──────── EXERCISE DATA

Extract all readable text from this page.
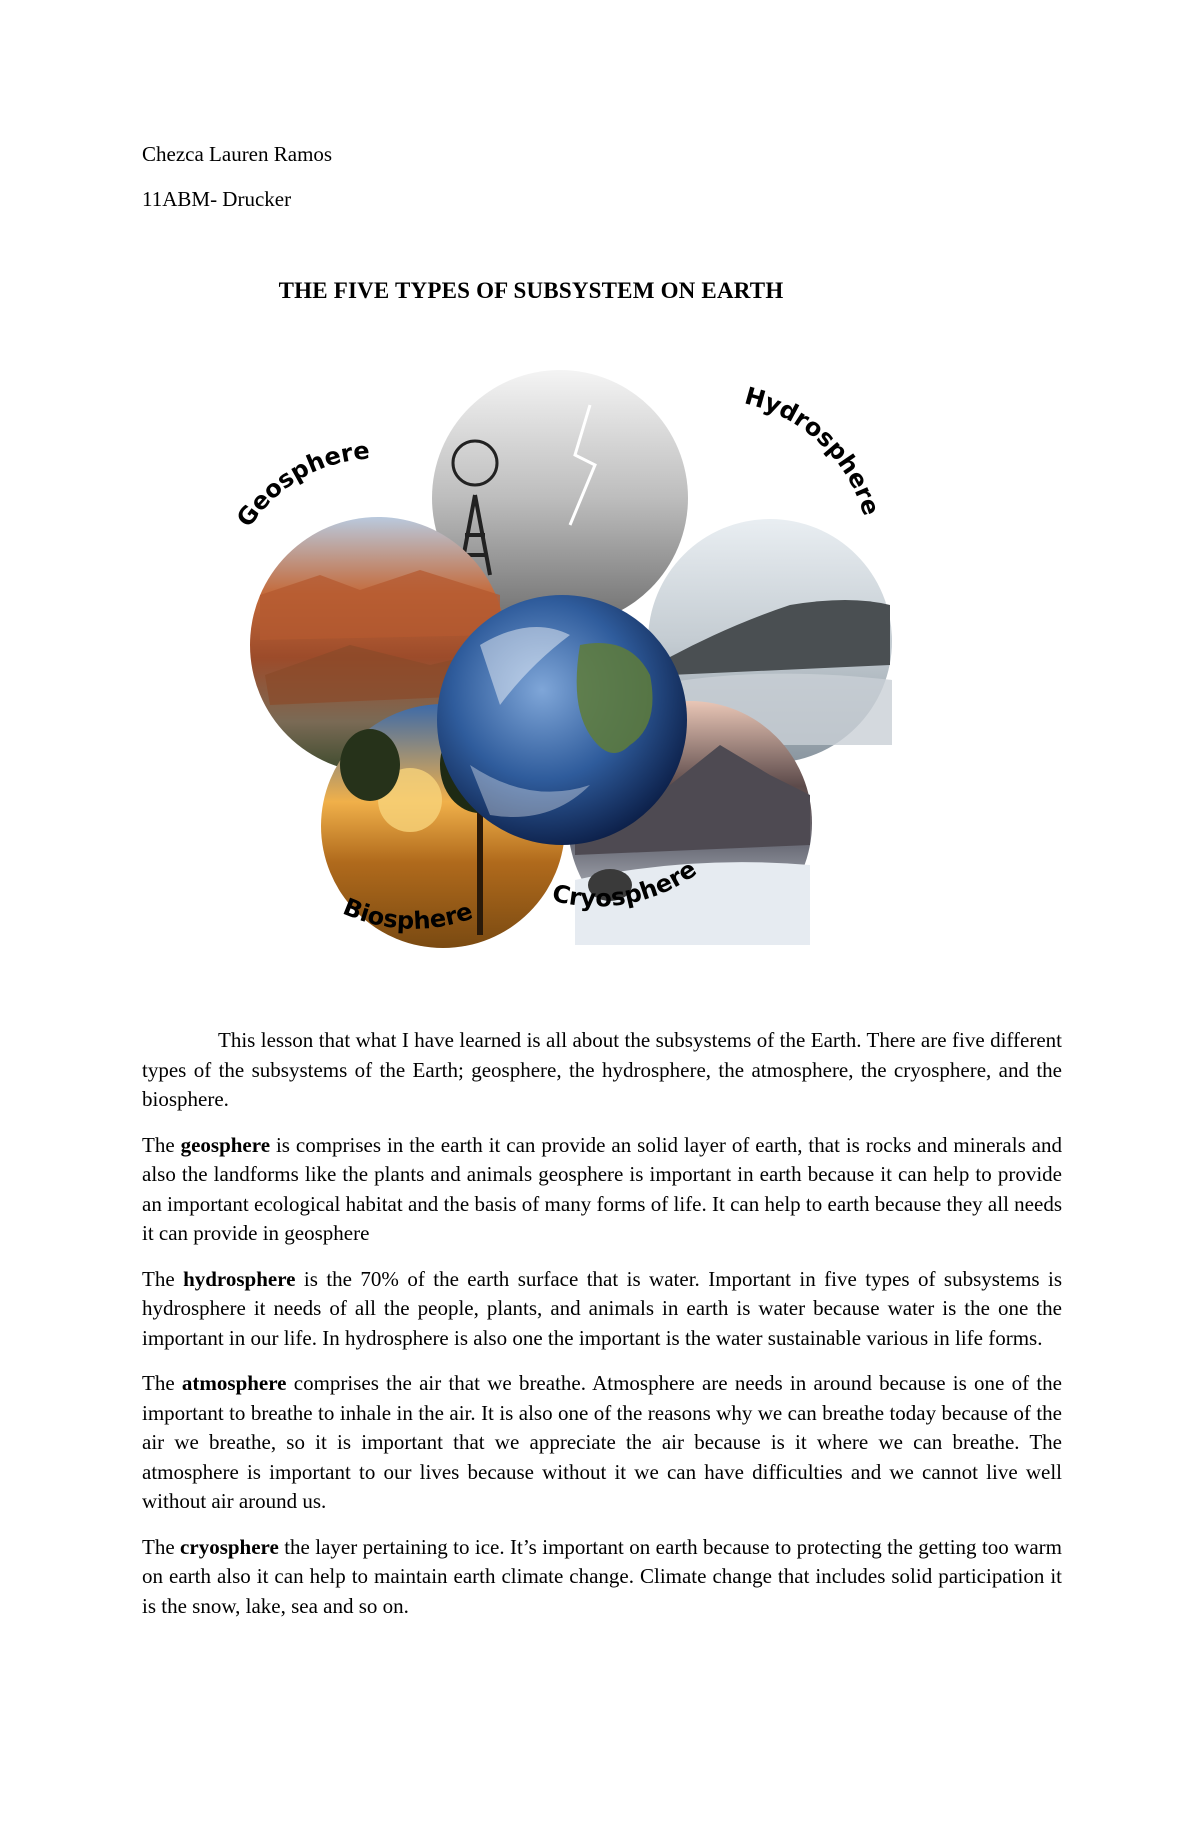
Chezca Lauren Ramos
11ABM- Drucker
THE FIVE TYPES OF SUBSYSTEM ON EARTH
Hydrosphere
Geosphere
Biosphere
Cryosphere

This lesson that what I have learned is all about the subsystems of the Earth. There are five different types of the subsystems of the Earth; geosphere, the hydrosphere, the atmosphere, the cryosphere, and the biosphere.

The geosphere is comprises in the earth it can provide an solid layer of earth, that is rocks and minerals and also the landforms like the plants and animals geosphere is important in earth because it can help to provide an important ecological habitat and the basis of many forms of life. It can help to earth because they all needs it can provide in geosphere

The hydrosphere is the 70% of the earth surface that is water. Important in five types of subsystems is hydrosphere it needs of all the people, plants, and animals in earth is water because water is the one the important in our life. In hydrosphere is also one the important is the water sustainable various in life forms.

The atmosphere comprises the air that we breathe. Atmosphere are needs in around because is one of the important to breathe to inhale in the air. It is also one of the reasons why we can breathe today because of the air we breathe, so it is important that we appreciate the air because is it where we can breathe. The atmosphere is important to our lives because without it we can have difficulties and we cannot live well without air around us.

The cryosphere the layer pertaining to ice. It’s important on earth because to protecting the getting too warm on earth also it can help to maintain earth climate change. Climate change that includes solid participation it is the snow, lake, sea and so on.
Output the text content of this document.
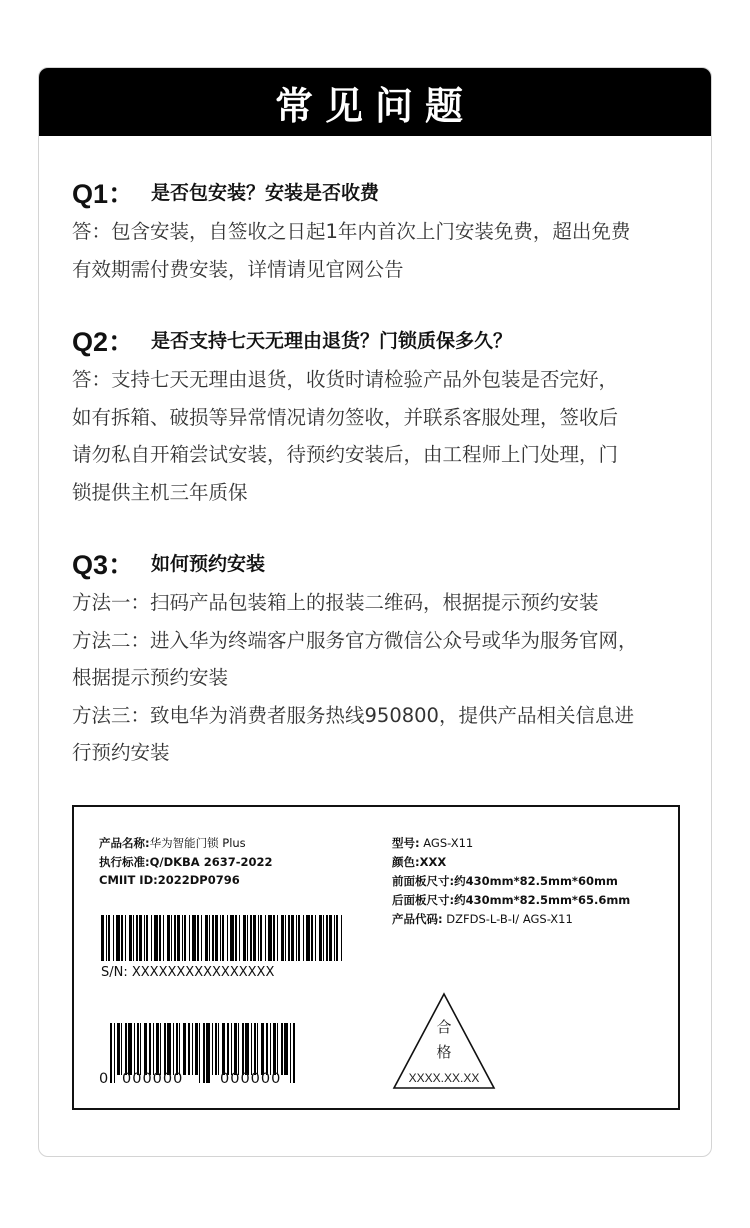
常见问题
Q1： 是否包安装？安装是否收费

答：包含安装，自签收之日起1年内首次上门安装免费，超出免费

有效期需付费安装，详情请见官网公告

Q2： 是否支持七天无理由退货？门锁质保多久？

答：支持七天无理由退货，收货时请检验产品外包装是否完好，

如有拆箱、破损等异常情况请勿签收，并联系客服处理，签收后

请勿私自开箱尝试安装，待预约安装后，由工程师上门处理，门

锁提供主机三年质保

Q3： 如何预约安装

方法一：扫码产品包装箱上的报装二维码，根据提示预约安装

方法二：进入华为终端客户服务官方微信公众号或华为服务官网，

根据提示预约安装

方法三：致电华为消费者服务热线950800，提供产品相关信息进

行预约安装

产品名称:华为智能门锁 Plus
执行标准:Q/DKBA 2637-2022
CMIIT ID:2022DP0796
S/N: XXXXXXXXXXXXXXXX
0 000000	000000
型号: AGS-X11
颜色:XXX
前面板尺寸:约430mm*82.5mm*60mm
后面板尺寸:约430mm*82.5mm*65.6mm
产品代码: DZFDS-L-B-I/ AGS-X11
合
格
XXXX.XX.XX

────────────────

STATED GOAL>
Return verbatim every line from the line containing "Output the text content of this document." to the last line of the entries above, inclusive, and leave out the pictures.

FINISHED EXERCISE>
Output the text content of this document.
常见问题
Q1： 是否包安装？安装是否收费

答：包含安装，自签收之日起1年内首次上门安装免费，超出免费

有效期需付费安装，详情请见官网公告

Q2： 是否支持七天无理由退货？门锁质保多久？

答：支持七天无理由退货，收货时请检验产品外包装是否完好，

如有拆箱、破损等异常情况请勿签收，并联系客服处理，签收后

请勿私自开箱尝试安装，待预约安装后，由工程师上门处理，门

锁提供主机三年质保

Q3： 如何预约安装

方法一：扫码产品包装箱上的报装二维码，根据提示预约安装

方法二：进入华为终端客户服务官方微信公众号或华为服务官网，

根据提示预约安装

方法三：致电华为消费者服务热线950800，提供产品相关信息进

行预约安装

产品名称:华为智能门锁 Plus
执行标准:Q/DKBA 2637-2022
CMIIT ID:2022DP0796
S/N: XXXXXXXXXXXXXXXX
0 000000	000000
型号: AGS-X11
颜色:XXX
前面板尺寸:约430mm*82.5mm*60mm
后面板尺寸:约430mm*82.5mm*65.6mm
产品代码: DZFDS-L-B-I/ AGS-X11
合
格
XXXX.XX.XX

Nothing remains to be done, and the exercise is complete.